--- Provided data ---
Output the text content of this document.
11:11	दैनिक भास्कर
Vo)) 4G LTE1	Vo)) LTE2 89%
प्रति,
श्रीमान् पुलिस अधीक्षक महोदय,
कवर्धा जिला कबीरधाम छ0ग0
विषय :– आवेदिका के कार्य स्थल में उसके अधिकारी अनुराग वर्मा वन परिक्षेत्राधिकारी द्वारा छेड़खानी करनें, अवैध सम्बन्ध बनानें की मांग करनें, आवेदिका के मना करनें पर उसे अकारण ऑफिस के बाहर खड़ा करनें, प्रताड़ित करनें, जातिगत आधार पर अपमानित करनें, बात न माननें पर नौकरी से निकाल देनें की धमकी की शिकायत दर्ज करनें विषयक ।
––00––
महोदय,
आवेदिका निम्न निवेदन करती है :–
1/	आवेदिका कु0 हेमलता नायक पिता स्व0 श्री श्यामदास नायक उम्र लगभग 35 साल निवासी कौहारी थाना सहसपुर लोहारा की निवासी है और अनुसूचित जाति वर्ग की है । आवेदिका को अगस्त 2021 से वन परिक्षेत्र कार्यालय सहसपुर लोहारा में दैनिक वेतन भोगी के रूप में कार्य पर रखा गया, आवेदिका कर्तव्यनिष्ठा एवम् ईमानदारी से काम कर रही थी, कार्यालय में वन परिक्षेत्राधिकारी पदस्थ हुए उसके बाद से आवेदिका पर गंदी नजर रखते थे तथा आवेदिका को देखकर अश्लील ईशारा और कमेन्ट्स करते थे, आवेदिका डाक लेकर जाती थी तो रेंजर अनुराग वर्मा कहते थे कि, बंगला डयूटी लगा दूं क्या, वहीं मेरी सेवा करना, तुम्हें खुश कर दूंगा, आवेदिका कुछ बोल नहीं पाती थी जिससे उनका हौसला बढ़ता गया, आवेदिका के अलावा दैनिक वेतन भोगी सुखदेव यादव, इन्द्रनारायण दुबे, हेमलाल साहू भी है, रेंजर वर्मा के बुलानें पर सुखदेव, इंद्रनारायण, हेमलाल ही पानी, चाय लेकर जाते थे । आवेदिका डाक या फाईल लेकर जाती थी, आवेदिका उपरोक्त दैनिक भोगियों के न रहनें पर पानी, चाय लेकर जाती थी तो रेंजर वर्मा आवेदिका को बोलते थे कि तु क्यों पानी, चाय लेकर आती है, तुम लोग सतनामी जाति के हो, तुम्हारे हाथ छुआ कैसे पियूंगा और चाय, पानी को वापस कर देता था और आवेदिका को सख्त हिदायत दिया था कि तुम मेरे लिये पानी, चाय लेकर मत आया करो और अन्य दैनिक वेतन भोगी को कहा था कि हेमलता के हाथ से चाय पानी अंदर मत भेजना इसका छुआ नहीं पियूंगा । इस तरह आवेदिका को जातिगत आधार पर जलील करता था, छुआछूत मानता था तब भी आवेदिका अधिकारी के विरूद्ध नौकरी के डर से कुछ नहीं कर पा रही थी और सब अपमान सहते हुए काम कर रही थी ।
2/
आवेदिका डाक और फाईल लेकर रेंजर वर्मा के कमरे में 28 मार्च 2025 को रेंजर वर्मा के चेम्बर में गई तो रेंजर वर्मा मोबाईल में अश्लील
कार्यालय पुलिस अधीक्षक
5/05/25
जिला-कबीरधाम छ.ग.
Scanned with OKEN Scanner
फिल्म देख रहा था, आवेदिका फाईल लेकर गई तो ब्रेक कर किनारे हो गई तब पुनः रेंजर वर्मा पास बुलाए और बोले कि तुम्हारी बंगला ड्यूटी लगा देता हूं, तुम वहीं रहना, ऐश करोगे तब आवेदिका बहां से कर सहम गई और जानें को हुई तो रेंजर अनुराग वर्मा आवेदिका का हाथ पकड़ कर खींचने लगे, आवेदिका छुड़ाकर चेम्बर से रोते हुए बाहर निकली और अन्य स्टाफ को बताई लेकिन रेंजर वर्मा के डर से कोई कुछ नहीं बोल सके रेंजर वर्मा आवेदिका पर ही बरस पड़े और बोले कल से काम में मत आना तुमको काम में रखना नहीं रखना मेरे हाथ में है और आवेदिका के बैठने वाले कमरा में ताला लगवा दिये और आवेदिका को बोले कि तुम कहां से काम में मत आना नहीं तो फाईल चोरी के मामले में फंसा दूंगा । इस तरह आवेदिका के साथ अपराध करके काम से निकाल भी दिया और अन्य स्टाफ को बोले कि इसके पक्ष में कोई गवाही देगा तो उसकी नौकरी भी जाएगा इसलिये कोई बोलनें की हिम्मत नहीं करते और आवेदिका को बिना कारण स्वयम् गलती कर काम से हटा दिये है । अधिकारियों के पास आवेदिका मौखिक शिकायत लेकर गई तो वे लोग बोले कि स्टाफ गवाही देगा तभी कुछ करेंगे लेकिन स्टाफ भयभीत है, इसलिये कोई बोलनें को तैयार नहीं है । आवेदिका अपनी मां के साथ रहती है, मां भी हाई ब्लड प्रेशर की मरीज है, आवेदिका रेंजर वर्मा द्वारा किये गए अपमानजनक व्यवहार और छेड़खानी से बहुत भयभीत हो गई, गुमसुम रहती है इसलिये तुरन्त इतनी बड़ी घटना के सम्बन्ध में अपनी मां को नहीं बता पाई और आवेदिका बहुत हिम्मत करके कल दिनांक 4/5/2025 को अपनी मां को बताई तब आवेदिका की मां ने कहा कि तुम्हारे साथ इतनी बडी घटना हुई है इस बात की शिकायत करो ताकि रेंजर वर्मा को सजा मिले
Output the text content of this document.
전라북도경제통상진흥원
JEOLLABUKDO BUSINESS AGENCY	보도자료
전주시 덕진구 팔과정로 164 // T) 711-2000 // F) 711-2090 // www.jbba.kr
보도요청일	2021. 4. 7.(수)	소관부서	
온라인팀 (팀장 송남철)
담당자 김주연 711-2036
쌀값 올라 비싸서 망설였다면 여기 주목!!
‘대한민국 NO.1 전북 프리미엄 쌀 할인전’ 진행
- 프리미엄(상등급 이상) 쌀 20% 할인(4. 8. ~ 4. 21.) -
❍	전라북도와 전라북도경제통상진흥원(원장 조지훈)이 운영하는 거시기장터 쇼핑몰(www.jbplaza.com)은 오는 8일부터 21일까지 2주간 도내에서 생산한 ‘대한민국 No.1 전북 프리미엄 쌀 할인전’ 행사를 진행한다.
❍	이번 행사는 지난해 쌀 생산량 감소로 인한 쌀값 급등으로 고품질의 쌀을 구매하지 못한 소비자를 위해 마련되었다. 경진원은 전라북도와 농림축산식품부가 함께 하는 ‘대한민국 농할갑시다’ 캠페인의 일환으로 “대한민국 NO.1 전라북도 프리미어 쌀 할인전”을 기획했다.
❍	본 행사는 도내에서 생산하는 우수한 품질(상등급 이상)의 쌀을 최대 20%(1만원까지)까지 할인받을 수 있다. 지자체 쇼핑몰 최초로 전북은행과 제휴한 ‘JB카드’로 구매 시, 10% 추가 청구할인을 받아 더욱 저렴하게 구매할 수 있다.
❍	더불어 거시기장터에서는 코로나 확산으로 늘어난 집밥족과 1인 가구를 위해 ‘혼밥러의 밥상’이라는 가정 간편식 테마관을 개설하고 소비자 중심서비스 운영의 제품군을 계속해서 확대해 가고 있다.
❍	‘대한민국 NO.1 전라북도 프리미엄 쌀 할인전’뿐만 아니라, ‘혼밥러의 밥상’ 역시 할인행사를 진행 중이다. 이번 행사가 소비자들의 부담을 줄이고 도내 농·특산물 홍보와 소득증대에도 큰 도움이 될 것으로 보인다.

--- Required work ---
Pull out all lines from the listing that contain the string "도내에서".

--- Output of the exercise ---
❍	전라북도와 전라북도경제통상진흥원(원장 조지훈)이 운영하는 거시기장터 쇼핑몰(www.jbplaza.com)은 오는 8일부터 21일까지 2주간 도내에서 생산한 ‘대한민국 No.1 전북 프리미엄 쌀 할인전’ 행사를 진행한다.
❍	본 행사는 도내에서 생산하는 우수한 품질(상등급 이상)의 쌀을 최대 20%(1만원까지)까지 할인받을 수 있다. 지자체 쇼핑몰 최초로 전북은행과 제휴한 ‘JB카드’로 구매 시, 10% 추가 청구할인을 받아 더욱 저렴하게 구매할 수 있다.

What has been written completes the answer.